- Extract provided
--*--

Gloria Jeanne Black (October 25, 1937 – October 23, 2014) was an American country music singer.

Life and career
Gloria Jeanne Black was born on October 25, 1937, in Pomona, California.

She first gained wide exposure singing on Cliffie Stone's television program Hometown Jamboree, from 1956 to 1959. Following this, she sang in Nevada, on the Las Vegas Strip and in Tahoe. She signed with Capitol Records in 1960 and released the single "He'll Have to Stay" later that year. The song, which was an answer record to Jim Reeves's hit "He'll Have to Go", was a hit in the US. The song peaked at No. 11 on the R&B Singles chart, No. 6 on the Country chart, and No. 4 on the Billboard Hot 100 chart. The song reached No. 41 in the UK Singles Chart and sold over one million copies globally, earning gold disc status. Black was unable to repeat the success of the single, and is sometimes regarded as a "one-hit wonder."

--*--

- Collected material
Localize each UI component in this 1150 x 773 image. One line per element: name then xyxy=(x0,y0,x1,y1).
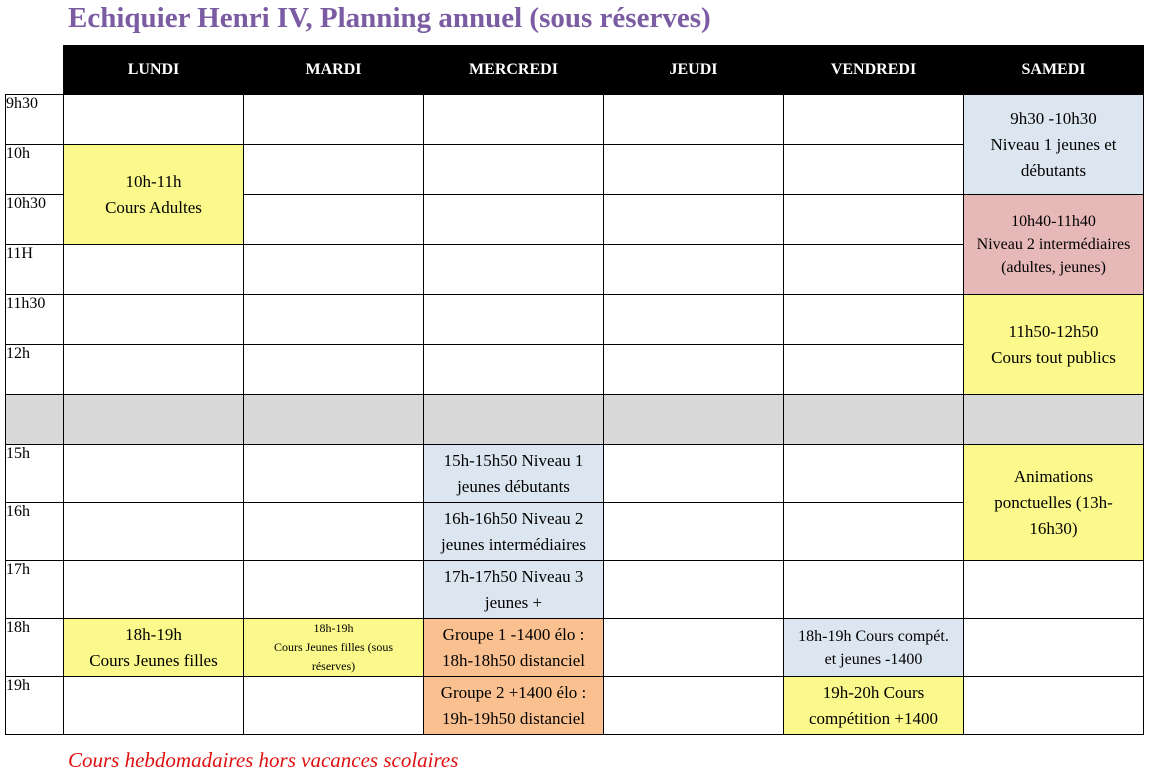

--*--

- Exercise prompt
Transcribe everything in the biography of Gloria Jeanne Black from "Gloria Jeanne Black (October" down to "in Pomona, California.".

- Solution
Gloria Jeanne Black (October 25, 1937 – October 23, 2014) was an American country music singer.

Life and career
Gloria Jeanne Black was born on October 25, 1937, in Pomona, California.